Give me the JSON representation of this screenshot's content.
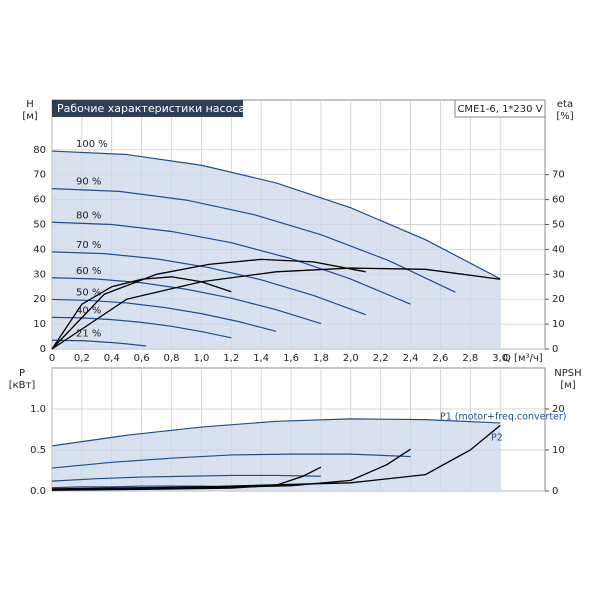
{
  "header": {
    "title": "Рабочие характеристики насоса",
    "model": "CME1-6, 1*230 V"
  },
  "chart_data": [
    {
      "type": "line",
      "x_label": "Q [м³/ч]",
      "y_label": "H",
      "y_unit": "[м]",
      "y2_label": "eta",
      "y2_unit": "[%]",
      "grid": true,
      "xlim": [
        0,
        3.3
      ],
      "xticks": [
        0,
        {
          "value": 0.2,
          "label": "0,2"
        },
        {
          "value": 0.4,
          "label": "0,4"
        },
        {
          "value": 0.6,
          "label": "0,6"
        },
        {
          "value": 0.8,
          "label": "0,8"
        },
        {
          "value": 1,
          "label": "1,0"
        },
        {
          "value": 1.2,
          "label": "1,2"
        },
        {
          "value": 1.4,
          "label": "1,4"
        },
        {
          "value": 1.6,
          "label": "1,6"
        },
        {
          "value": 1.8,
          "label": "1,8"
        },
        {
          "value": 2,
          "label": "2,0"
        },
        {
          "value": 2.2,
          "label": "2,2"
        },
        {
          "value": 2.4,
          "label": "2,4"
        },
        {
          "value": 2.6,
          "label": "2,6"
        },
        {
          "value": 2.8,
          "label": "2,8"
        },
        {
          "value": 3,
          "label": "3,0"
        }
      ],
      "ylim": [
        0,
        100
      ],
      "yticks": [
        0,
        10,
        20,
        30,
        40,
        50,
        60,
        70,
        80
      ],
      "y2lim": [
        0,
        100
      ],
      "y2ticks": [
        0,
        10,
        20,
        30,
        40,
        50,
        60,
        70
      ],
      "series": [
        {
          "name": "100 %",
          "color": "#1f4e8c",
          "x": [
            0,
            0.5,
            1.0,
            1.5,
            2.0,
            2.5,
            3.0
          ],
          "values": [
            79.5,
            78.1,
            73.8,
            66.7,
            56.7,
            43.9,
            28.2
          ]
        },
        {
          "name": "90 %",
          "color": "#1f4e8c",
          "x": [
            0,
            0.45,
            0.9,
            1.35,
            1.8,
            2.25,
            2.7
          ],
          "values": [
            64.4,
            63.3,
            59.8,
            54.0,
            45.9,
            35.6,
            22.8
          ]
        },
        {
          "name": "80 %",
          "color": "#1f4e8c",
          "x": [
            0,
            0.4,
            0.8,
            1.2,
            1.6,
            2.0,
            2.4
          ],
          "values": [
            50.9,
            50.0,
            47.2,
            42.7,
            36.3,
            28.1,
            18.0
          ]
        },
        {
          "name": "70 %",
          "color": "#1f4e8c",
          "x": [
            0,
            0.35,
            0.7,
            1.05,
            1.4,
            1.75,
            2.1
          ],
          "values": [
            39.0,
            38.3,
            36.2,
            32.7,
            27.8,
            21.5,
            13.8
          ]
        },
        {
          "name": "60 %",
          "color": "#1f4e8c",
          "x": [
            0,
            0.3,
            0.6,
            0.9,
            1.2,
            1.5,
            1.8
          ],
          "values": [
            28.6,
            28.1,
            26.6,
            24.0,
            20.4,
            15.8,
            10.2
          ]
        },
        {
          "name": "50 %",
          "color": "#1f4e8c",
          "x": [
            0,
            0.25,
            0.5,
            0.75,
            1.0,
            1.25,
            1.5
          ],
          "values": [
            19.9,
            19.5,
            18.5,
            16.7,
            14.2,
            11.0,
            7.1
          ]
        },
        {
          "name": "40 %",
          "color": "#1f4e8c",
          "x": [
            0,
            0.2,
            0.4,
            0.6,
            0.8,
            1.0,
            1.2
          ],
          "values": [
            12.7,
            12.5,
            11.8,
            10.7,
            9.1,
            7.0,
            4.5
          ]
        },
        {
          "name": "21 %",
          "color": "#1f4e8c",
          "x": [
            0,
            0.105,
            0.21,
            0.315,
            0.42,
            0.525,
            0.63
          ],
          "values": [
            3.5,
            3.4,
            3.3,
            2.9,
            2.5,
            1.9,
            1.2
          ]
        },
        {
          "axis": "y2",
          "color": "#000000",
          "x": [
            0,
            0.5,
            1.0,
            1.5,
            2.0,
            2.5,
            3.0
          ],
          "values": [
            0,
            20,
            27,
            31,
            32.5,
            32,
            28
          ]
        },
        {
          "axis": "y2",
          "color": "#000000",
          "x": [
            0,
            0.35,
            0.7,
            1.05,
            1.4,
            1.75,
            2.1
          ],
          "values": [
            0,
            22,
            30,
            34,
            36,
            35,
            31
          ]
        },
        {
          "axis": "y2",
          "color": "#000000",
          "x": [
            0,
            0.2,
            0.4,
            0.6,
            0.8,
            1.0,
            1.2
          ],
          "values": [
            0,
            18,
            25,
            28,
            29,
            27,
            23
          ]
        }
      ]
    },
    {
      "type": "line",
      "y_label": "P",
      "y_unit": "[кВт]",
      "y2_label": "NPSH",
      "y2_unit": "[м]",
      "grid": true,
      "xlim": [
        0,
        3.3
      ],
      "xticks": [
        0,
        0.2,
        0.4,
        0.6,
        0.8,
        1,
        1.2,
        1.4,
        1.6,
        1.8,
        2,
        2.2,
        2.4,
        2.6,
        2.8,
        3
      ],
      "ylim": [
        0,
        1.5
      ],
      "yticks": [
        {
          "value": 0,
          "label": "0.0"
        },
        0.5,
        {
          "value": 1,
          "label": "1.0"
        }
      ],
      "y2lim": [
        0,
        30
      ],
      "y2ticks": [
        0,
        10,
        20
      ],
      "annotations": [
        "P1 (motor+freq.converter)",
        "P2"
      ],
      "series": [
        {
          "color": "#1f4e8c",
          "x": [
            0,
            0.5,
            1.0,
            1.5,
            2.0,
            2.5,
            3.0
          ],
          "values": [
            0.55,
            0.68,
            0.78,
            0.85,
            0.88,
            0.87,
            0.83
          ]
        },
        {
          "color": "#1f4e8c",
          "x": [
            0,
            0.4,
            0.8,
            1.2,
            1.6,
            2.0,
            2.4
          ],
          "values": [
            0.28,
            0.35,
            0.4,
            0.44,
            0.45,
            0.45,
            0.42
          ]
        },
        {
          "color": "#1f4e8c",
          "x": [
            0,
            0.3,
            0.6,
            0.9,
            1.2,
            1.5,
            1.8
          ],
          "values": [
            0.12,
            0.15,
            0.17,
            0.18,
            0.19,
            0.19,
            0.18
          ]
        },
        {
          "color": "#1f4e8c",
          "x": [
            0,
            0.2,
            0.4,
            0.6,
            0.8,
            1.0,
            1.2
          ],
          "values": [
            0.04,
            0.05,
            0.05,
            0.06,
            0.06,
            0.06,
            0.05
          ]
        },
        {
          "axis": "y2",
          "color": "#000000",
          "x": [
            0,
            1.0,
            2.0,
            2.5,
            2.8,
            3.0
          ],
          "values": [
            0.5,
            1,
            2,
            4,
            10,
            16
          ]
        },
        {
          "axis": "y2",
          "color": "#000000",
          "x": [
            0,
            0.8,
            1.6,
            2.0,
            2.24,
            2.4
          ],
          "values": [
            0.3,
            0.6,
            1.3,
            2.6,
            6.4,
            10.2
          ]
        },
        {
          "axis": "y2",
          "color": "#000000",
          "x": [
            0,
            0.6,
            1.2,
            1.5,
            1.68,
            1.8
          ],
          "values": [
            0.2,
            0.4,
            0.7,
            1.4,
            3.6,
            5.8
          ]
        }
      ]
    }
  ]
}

--

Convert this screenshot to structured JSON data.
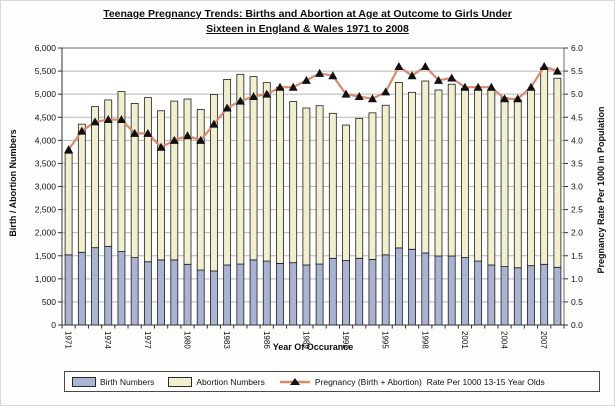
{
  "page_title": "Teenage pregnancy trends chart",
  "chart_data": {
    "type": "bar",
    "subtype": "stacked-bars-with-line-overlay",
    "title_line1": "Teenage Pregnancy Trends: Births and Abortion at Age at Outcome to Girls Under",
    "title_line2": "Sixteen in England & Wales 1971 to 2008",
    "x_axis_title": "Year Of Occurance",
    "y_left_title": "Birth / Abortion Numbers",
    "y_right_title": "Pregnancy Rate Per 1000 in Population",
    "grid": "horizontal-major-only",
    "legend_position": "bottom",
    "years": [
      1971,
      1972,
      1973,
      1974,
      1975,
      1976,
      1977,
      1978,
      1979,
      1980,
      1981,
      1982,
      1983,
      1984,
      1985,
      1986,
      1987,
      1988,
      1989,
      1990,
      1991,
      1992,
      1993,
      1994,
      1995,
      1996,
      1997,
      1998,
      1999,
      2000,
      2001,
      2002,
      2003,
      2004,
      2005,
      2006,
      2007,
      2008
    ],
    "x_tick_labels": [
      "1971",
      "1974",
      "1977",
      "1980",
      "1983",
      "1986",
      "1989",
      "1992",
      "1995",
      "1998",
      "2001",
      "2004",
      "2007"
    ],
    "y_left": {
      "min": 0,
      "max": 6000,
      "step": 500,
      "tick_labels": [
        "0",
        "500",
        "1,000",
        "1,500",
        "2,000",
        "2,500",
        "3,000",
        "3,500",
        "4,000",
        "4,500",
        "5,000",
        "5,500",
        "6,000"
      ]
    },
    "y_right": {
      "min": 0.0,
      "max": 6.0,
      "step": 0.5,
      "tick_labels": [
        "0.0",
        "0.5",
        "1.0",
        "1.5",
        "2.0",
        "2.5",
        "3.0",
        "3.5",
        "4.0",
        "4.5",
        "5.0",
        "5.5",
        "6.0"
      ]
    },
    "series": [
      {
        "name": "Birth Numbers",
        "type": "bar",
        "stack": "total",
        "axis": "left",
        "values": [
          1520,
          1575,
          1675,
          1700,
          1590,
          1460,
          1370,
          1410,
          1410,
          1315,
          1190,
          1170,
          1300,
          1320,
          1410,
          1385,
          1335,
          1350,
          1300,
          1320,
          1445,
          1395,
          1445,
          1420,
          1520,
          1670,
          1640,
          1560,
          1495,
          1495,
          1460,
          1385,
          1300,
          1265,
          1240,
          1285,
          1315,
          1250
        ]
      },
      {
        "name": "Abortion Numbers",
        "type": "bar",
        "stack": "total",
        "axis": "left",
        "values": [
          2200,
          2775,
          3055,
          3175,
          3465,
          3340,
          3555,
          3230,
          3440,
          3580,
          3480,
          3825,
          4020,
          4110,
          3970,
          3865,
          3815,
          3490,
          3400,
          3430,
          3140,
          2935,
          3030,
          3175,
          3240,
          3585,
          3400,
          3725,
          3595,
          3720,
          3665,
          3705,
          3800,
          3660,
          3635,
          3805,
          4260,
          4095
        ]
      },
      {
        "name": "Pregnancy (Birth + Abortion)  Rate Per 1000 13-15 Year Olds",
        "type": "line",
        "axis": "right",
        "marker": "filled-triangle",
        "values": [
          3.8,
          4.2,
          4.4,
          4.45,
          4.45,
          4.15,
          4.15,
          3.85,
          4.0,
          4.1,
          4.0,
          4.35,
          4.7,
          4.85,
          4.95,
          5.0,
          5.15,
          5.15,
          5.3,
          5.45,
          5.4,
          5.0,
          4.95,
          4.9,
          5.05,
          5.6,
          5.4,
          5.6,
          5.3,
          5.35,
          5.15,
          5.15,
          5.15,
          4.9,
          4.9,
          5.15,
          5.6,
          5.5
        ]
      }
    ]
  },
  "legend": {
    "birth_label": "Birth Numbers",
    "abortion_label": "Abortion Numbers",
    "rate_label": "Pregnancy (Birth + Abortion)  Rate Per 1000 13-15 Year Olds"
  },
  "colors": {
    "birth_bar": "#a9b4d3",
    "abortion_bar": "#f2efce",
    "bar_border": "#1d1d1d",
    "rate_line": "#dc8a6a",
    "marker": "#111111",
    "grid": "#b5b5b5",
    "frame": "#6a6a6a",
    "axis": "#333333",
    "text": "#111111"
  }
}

◆ **What needs to be done**
Your task is to list each line of the records with the word "Olds".

◆ **Worked answer**
        "name": "Pregnancy (Birth + Abortion)  Rate Per 1000 13-15 Year Olds",
    "rate_label": "Pregnancy (Birth + Abortion)  Rate Per 1000 13-15 Year Olds"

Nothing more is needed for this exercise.